**EXERCISE DESCRIPTION**
Copy out all of the data exactly as it appears.

=== EXCERPTED RECORDS ===

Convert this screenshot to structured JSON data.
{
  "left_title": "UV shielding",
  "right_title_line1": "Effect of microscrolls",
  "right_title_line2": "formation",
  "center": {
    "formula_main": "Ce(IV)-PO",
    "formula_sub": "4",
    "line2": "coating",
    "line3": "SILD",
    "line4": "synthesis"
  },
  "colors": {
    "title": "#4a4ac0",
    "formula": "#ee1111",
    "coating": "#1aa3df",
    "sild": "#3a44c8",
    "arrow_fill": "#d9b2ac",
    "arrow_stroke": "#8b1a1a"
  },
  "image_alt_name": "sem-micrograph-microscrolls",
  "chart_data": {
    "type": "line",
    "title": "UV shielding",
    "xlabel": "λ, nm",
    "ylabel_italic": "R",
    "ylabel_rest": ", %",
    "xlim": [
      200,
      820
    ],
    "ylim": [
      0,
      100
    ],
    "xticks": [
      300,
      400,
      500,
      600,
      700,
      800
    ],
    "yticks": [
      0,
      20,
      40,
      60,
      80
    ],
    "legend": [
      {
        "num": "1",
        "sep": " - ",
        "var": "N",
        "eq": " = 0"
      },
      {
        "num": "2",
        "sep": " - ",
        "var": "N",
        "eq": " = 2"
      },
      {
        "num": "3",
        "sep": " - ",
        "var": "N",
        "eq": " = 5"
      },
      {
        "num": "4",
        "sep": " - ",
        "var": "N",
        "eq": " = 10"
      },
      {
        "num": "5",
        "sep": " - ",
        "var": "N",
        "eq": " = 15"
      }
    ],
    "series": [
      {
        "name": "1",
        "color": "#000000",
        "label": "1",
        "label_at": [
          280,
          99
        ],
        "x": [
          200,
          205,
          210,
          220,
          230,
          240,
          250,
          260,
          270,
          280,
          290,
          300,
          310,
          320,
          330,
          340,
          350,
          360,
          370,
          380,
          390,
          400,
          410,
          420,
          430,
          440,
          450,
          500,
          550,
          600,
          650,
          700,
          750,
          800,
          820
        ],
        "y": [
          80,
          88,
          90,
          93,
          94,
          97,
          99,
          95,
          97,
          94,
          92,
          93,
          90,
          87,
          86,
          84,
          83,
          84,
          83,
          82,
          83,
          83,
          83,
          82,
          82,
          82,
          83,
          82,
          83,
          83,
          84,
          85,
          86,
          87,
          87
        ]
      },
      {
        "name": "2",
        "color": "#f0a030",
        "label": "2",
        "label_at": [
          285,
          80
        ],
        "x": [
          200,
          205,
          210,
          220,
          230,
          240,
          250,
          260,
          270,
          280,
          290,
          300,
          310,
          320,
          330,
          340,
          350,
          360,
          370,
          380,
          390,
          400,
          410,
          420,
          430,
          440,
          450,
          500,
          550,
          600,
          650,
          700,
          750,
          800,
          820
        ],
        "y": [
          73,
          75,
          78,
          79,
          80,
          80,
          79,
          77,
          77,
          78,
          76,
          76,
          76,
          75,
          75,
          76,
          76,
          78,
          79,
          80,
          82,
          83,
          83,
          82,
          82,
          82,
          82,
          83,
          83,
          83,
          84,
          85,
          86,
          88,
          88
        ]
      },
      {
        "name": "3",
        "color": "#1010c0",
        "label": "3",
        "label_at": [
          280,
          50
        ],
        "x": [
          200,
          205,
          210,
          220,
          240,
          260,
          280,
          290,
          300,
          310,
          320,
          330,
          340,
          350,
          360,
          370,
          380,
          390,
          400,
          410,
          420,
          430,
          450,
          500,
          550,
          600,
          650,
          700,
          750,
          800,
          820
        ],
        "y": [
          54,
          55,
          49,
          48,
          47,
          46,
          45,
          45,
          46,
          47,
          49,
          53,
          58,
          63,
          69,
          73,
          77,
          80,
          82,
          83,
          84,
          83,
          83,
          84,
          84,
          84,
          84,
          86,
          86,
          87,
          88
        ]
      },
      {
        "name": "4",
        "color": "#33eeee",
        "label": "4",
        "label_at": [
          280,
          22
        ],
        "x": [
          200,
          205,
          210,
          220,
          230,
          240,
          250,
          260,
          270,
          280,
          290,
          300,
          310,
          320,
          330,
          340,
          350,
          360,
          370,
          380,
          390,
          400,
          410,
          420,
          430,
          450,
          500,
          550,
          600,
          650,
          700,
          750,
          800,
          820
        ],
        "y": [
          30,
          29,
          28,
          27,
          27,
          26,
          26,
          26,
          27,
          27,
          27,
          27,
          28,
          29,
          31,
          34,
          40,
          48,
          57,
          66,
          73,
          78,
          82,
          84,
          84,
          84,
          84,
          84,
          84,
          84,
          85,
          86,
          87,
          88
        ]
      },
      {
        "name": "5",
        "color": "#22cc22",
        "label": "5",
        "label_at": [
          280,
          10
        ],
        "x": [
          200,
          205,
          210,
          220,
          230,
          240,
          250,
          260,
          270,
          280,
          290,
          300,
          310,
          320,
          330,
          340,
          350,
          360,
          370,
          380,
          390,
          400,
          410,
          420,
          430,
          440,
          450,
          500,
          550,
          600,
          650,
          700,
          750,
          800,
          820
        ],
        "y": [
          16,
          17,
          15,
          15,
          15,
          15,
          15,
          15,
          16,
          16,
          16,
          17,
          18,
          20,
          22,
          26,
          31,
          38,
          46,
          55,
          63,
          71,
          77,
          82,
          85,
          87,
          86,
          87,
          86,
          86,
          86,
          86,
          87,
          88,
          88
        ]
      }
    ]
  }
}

===

**CORRECT RESPONSE**
Convert this screenshot to structured JSON data.
{
  "left_title": "UV shielding",
  "right_title_line1": "Effect of microscrolls",
  "right_title_line2": "formation",
  "center": {
    "formula_main": "Ce(IV)-PO",
    "formula_sub": "4",
    "line2": "coating",
    "line3": "SILD",
    "line4": "synthesis"
  },
  "colors": {
    "title": "#4a4ac0",
    "formula": "#ee1111",
    "coating": "#1aa3df",
    "sild": "#3a44c8",
    "arrow_fill": "#d9b2ac",
    "arrow_stroke": "#8b1a1a"
  },
  "image_alt_name": "sem-micrograph-microscrolls",
  "chart_data": {
    "type": "line",
    "title": "UV shielding",
    "xlabel": "λ, nm",
    "ylabel_italic": "R",
    "ylabel_rest": ", %",
    "xlim": [
      200,
      820
    ],
    "ylim": [
      0,
      100
    ],
    "xticks": [
      300,
      400,
      500,
      600,
      700,
      800
    ],
    "yticks": [
      0,
      20,
      40,
      60,
      80
    ],
    "legend": [
      {
        "num": "1",
        "sep": " - ",
        "var": "N",
        "eq": " = 0"
      },
      {
        "num": "2",
        "sep": " - ",
        "var": "N",
        "eq": " = 2"
      },
      {
        "num": "3",
        "sep": " - ",
        "var": "N",
        "eq": " = 5"
      },
      {
        "num": "4",
        "sep": " - ",
        "var": "N",
        "eq": " = 10"
      },
      {
        "num": "5",
        "sep": " - ",
        "var": "N",
        "eq": " = 15"
      }
    ],
    "series": [
      {
        "name": "1",
        "color": "#000000",
        "label": "1",
        "label_at": [
          280,
          99
        ],
        "x": [
          200,
          205,
          210,
          220,
          230,
          240,
          250,
          260,
          270,
          280,
          290,
          300,
          310,
          320,
          330,
          340,
          350,
          360,
          370,
          380,
          390,
          400,
          410,
          420,
          430,
          440,
          450,
          500,
          550,
          600,
          650,
          700,
          750,
          800,
          820
        ],
        "y": [
          80,
          88,
          90,
          93,
          94,
          97,
          99,
          95,
          97,
          94,
          92,
          93,
          90,
          87,
          86,
          84,
          83,
          84,
          83,
          82,
          83,
          83,
          83,
          82,
          82,
          82,
          83,
          82,
          83,
          83,
          84,
          85,
          86,
          87,
          87
        ]
      },
      {
        "name": "2",
        "color": "#f0a030",
        "label": "2",
        "label_at": [
          285,
          80
        ],
        "x": [
          200,
          205,
          210,
          220,
          230,
          240,
          250,
          260,
          270,
          280,
          290,
          300,
          310,
          320,
          330,
          340,
          350,
          360,
          370,
          380,
          390,
          400,
          410,
          420,
          430,
          440,
          450,
          500,
          550,
          600,
          650,
          700,
          750,
          800,
          820
        ],
        "y": [
          73,
          75,
          78,
          79,
          80,
          80,
          79,
          77,
          77,
          78,
          76,
          76,
          76,
          75,
          75,
          76,
          76,
          78,
          79,
          80,
          82,
          83,
          83,
          82,
          82,
          82,
          82,
          83,
          83,
          83,
          84,
          85,
          86,
          88,
          88
        ]
      },
      {
        "name": "3",
        "color": "#1010c0",
        "label": "3",
        "label_at": [
          280,
          50
        ],
        "x": [
          200,
          205,
          210,
          220,
          240,
          260,
          280,
          290,
          300,
          310,
          320,
          330,
          340,
          350,
          360,
          370,
          380,
          390,
          400,
          410,
          420,
          430,
          450,
          500,
          550,
          600,
          650,
          700,
          750,
          800,
          820
        ],
        "y": [
          54,
          55,
          49,
          48,
          47,
          46,
          45,
          45,
          46,
          47,
          49,
          53,
          58,
          63,
          69,
          73,
          77,
          80,
          82,
          83,
          84,
          83,
          83,
          84,
          84,
          84,
          84,
          86,
          86,
          87,
          88
        ]
      },
      {
        "name": "4",
        "color": "#33eeee",
        "label": "4",
        "label_at": [
          280,
          22
        ],
        "x": [
          200,
          205,
          210,
          220,
          230,
          240,
          250,
          260,
          270,
          280,
          290,
          300,
          310,
          320,
          330,
          340,
          350,
          360,
          370,
          380,
          390,
          400,
          410,
          420,
          430,
          450,
          500,
          550,
          600,
          650,
          700,
          750,
          800,
          820
        ],
        "y": [
          30,
          29,
          28,
          27,
          27,
          26,
          26,
          26,
          27,
          27,
          27,
          27,
          28,
          29,
          31,
          34,
          40,
          48,
          57,
          66,
          73,
          78,
          82,
          84,
          84,
          84,
          84,
          84,
          84,
          84,
          85,
          86,
          87,
          88
        ]
      },
      {
        "name": "5",
        "color": "#22cc22",
        "label": "5",
        "label_at": [
          280,
          10
        ],
        "x": [
          200,
          205,
          210,
          220,
          230,
          240,
          250,
          260,
          270,
          280,
          290,
          300,
          310,
          320,
          330,
          340,
          350,
          360,
          370,
          380,
          390,
          400,
          410,
          420,
          430,
          440,
          450,
          500,
          550,
          600,
          650,
          700,
          750,
          800,
          820
        ],
        "y": [
          16,
          17,
          15,
          15,
          15,
          15,
          15,
          15,
          16,
          16,
          16,
          17,
          18,
          20,
          22,
          26,
          31,
          38,
          46,
          55,
          63,
          71,
          77,
          82,
          85,
          87,
          86,
          87,
          86,
          86,
          86,
          86,
          87,
          88,
          88
        ]
      }
    ]
  }
}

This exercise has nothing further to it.